— What to produce —
Write out all of the entries exactly, please.
== == ==
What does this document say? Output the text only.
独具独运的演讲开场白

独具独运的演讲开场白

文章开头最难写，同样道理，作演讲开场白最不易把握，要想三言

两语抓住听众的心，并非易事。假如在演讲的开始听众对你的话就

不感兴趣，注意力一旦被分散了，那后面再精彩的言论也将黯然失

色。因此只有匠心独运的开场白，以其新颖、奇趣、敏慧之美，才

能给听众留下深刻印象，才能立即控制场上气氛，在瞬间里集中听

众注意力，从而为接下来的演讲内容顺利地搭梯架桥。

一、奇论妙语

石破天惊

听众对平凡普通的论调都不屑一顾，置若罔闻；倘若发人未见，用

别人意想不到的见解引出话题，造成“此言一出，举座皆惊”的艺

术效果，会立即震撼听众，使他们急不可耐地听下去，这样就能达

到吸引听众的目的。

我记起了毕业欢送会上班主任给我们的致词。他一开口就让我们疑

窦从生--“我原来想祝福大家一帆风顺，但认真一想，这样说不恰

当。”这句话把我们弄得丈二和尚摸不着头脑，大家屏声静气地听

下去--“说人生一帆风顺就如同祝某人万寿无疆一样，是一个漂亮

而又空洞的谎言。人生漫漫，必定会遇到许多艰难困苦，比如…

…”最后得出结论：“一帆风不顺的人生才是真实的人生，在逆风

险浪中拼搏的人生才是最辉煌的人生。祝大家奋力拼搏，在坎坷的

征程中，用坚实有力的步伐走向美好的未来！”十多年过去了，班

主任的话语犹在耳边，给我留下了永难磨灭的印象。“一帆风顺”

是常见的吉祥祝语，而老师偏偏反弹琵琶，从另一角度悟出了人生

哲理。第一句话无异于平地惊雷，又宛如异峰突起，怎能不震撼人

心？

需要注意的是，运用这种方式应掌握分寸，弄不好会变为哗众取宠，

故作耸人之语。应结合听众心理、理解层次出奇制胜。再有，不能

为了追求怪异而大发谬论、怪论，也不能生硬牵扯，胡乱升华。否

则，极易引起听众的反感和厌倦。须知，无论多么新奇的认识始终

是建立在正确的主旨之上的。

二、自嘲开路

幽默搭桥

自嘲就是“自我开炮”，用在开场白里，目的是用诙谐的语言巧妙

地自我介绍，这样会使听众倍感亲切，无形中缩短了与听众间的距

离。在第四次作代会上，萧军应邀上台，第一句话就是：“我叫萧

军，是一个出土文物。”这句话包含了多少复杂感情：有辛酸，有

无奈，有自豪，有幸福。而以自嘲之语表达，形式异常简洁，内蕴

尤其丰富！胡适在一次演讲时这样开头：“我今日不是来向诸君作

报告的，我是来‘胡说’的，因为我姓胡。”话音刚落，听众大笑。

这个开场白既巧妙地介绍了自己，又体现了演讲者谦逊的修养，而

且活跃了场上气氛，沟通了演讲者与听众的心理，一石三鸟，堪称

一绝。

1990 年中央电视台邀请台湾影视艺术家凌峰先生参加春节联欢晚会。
== == ==
— The answer —
What does this document say? Output the text only.
独具独运的演讲开场白

独具独运的演讲开场白

文章开头最难写，同样道理，作演讲开场白最不易把握，要想三言

两语抓住听众的心，并非易事。假如在演讲的开始听众对你的话就

不感兴趣，注意力一旦被分散了，那后面再精彩的言论也将黯然失

色。因此只有匠心独运的开场白，以其新颖、奇趣、敏慧之美，才

能给听众留下深刻印象，才能立即控制场上气氛，在瞬间里集中听

众注意力，从而为接下来的演讲内容顺利地搭梯架桥。

一、奇论妙语

石破天惊

听众对平凡普通的论调都不屑一顾，置若罔闻；倘若发人未见，用

别人意想不到的见解引出话题，造成“此言一出，举座皆惊”的艺

术效果，会立即震撼听众，使他们急不可耐地听下去，这样就能达

到吸引听众的目的。

我记起了毕业欢送会上班主任给我们的致词。他一开口就让我们疑

窦从生--“我原来想祝福大家一帆风顺，但认真一想，这样说不恰

当。”这句话把我们弄得丈二和尚摸不着头脑，大家屏声静气地听

下去--“说人生一帆风顺就如同祝某人万寿无疆一样，是一个漂亮

而又空洞的谎言。人生漫漫，必定会遇到许多艰难困苦，比如…

…”最后得出结论：“一帆风不顺的人生才是真实的人生，在逆风

险浪中拼搏的人生才是最辉煌的人生。祝大家奋力拼搏，在坎坷的

征程中，用坚实有力的步伐走向美好的未来！”十多年过去了，班

主任的话语犹在耳边，给我留下了永难磨灭的印象。“一帆风顺”

是常见的吉祥祝语，而老师偏偏反弹琵琶，从另一角度悟出了人生

哲理。第一句话无异于平地惊雷，又宛如异峰突起，怎能不震撼人

心？

需要注意的是，运用这种方式应掌握分寸，弄不好会变为哗众取宠，

故作耸人之语。应结合听众心理、理解层次出奇制胜。再有，不能

为了追求怪异而大发谬论、怪论，也不能生硬牵扯，胡乱升华。否

则，极易引起听众的反感和厌倦。须知，无论多么新奇的认识始终

是建立在正确的主旨之上的。

二、自嘲开路

幽默搭桥

自嘲就是“自我开炮”，用在开场白里，目的是用诙谐的语言巧妙

地自我介绍，这样会使听众倍感亲切，无形中缩短了与听众间的距

离。在第四次作代会上，萧军应邀上台，第一句话就是：“我叫萧

军，是一个出土文物。”这句话包含了多少复杂感情：有辛酸，有

无奈，有自豪，有幸福。而以自嘲之语表达，形式异常简洁，内蕴

尤其丰富！胡适在一次演讲时这样开头：“我今日不是来向诸君作

报告的，我是来‘胡说’的，因为我姓胡。”话音刚落，听众大笑。

这个开场白既巧妙地介绍了自己，又体现了演讲者谦逊的修养，而

且活跃了场上气氛，沟通了演讲者与听众的心理，一石三鸟，堪称

一绝。

1990 年中央电视台邀请台湾影视艺术家凌峰先生参加春节联欢晚会。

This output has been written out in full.